Data supplied.
^^^^^^^^
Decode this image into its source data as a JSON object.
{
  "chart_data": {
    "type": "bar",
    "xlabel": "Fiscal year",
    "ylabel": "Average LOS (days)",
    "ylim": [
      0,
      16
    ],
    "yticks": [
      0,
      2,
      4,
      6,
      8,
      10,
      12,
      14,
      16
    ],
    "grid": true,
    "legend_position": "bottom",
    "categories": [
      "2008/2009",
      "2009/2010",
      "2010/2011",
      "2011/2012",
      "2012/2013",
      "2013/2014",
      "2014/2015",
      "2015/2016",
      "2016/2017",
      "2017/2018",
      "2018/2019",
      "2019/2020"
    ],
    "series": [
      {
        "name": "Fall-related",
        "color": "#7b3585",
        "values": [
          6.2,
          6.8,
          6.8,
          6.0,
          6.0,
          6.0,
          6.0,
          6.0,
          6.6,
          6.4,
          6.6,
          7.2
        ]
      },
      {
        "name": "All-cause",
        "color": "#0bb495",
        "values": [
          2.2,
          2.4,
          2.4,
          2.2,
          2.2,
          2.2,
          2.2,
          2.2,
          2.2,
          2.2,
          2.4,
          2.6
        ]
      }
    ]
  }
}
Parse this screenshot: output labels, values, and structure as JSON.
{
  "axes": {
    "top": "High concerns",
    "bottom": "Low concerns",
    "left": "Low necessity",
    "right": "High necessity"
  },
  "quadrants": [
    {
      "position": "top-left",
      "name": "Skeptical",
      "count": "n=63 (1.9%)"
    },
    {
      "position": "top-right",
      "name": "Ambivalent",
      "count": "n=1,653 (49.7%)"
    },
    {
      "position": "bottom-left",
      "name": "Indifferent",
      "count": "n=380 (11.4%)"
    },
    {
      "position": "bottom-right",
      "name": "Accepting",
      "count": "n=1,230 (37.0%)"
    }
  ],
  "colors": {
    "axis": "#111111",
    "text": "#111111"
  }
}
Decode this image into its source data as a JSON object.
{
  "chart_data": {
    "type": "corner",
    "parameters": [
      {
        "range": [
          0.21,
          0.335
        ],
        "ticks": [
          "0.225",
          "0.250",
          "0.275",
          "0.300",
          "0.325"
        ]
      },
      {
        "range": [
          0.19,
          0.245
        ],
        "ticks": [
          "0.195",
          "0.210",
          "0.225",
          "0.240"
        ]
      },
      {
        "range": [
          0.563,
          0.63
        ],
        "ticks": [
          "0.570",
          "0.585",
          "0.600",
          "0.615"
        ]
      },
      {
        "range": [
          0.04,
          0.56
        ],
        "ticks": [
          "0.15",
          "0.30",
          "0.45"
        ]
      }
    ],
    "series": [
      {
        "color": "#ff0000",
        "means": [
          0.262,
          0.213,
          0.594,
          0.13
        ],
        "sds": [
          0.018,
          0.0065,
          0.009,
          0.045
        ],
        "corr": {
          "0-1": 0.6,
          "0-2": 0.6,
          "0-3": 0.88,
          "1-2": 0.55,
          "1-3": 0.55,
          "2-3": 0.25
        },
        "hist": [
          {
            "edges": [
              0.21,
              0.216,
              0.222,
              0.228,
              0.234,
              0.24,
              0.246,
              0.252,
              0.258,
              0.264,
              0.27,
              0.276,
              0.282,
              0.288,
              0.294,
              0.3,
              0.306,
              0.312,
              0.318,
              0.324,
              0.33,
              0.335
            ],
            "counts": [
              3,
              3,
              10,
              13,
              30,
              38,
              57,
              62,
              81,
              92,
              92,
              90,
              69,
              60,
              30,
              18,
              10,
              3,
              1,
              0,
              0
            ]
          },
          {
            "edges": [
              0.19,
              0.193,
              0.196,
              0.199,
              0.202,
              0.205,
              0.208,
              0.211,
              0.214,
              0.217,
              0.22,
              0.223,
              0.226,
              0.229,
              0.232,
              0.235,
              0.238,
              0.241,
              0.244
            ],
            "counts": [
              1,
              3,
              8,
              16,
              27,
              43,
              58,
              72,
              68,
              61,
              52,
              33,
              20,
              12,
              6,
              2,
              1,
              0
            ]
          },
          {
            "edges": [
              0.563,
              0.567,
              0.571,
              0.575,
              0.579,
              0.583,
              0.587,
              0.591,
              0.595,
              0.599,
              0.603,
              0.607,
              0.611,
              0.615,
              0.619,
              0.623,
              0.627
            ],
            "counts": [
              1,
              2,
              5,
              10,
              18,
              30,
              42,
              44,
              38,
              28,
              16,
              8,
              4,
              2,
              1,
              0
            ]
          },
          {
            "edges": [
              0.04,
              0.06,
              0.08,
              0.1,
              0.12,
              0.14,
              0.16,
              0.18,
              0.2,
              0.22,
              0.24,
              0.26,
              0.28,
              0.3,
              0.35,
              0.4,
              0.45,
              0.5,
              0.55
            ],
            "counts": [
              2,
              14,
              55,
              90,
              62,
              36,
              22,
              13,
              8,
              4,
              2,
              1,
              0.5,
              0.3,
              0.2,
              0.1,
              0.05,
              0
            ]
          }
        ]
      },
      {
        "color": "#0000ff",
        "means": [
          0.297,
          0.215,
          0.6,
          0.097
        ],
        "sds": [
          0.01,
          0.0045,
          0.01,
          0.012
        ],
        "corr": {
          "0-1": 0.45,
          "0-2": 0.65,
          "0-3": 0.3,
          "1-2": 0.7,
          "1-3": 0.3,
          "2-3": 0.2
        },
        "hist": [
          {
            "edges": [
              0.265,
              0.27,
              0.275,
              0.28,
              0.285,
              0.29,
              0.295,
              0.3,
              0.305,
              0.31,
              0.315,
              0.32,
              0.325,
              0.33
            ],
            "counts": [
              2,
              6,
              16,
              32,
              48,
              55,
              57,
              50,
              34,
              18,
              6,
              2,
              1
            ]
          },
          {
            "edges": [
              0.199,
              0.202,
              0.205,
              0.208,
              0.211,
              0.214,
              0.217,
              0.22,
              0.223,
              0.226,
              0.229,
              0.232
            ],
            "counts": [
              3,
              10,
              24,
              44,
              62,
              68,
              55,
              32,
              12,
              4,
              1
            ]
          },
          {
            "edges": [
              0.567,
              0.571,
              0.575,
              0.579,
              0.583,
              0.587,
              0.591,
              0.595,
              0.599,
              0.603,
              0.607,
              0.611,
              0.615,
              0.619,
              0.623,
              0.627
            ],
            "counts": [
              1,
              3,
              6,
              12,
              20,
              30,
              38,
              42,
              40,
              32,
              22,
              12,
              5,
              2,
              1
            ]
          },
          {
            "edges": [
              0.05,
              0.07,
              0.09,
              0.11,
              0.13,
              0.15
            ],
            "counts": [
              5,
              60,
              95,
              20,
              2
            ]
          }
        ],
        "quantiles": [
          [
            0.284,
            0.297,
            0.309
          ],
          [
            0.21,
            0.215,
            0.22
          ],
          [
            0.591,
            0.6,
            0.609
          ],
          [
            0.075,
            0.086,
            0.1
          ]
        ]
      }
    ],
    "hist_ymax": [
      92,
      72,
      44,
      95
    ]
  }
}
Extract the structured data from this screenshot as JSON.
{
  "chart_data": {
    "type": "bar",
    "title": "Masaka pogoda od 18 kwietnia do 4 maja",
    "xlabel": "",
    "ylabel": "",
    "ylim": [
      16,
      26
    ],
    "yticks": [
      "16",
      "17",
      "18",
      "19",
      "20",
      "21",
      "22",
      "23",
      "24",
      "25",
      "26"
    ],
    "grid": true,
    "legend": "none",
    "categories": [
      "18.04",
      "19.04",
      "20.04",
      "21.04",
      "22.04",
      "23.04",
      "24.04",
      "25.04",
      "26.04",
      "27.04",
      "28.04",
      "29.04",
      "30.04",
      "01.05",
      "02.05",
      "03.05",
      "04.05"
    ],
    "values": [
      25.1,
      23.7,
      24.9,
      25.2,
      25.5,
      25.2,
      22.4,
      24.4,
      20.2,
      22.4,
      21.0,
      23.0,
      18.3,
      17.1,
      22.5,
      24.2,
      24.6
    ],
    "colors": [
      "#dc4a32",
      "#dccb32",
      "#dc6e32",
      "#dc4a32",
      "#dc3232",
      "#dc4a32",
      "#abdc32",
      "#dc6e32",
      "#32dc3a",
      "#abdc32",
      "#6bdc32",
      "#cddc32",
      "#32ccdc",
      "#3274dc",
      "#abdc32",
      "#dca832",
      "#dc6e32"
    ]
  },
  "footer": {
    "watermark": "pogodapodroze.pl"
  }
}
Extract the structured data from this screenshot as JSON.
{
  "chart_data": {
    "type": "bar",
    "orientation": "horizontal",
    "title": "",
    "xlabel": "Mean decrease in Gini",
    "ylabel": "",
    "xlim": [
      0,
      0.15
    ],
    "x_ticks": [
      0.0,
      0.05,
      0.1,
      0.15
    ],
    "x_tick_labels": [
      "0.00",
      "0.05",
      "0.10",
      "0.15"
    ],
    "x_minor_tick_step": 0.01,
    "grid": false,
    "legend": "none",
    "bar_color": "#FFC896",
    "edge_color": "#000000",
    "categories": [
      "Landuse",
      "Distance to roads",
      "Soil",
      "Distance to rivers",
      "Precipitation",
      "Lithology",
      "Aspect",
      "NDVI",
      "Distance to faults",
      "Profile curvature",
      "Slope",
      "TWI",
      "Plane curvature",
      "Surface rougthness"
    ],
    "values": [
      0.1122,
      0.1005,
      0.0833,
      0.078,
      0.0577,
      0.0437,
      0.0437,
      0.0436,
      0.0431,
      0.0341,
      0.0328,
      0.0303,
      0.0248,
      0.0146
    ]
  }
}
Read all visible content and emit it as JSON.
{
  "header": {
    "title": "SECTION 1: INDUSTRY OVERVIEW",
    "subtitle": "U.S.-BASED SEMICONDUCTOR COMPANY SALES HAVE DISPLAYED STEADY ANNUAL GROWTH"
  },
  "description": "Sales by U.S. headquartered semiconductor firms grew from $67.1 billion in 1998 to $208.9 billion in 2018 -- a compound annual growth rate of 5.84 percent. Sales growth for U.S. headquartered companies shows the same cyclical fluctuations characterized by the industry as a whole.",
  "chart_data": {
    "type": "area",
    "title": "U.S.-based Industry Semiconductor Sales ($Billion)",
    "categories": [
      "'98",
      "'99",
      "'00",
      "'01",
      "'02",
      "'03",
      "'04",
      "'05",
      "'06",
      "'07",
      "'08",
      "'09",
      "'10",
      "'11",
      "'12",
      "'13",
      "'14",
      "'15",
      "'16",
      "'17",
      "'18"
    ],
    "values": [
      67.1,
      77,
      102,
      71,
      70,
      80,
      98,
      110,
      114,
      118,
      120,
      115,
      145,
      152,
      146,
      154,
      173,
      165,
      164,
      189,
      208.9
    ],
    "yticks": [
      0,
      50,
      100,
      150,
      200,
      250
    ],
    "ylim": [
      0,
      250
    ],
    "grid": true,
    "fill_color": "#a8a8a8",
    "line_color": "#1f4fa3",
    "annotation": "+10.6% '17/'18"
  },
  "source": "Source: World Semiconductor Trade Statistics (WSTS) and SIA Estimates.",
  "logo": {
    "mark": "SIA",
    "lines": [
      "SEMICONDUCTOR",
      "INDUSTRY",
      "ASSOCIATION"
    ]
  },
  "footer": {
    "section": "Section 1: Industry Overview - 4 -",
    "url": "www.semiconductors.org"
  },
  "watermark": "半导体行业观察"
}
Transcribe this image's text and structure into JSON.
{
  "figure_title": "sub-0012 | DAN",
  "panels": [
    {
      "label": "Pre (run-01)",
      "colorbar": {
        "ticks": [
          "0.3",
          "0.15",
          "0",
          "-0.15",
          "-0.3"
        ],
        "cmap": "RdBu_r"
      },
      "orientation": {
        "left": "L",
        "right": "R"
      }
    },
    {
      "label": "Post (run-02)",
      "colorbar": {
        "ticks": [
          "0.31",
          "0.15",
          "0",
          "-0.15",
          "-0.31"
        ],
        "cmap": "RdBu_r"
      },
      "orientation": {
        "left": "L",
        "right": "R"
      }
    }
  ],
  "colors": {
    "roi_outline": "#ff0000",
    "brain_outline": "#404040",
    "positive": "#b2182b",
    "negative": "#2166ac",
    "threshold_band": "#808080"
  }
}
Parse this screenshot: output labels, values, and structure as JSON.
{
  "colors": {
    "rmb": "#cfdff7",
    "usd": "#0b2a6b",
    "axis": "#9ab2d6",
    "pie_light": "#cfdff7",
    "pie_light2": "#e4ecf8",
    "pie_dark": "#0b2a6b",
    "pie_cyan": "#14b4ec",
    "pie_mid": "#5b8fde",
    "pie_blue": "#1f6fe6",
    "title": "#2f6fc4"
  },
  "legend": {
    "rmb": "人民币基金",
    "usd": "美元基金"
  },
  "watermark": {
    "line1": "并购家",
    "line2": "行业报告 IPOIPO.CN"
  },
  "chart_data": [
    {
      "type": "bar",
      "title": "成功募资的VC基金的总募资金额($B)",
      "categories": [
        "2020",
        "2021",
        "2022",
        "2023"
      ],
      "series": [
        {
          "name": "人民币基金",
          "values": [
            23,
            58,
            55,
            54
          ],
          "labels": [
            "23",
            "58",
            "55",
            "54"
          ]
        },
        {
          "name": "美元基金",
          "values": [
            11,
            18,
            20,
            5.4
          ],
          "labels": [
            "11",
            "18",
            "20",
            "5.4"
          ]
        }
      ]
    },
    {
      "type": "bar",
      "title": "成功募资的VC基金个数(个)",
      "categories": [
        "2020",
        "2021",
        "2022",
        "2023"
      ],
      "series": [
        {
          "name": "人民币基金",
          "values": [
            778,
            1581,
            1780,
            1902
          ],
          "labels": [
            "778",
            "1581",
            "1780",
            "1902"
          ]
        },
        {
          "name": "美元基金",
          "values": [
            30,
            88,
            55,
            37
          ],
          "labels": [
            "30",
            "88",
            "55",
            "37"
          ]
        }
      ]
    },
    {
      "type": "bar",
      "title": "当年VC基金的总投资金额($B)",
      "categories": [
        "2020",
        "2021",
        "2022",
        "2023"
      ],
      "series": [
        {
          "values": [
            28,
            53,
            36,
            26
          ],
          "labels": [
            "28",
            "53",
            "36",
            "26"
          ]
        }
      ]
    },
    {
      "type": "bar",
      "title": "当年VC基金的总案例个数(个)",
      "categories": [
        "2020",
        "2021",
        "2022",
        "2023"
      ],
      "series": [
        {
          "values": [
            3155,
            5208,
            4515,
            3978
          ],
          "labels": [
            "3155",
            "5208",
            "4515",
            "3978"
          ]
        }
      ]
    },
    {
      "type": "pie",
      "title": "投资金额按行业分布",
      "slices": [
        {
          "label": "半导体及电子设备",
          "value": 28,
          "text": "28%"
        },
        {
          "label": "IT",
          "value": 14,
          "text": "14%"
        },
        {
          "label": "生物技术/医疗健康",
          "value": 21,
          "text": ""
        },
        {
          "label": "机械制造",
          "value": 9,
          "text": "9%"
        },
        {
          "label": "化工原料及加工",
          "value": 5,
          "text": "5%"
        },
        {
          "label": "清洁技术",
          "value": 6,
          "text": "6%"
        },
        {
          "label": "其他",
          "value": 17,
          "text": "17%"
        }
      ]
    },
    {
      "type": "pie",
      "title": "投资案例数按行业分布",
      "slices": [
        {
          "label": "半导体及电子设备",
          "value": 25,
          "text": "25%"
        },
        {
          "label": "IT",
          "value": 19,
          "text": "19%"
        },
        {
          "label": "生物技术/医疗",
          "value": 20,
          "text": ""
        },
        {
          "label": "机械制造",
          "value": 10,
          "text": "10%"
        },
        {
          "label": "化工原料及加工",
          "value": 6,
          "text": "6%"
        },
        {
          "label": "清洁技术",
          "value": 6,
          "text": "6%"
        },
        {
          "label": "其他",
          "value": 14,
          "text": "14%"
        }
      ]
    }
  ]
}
^^^^^^^^
Determine how many lines include the word "curvature" and report that number by itself.

2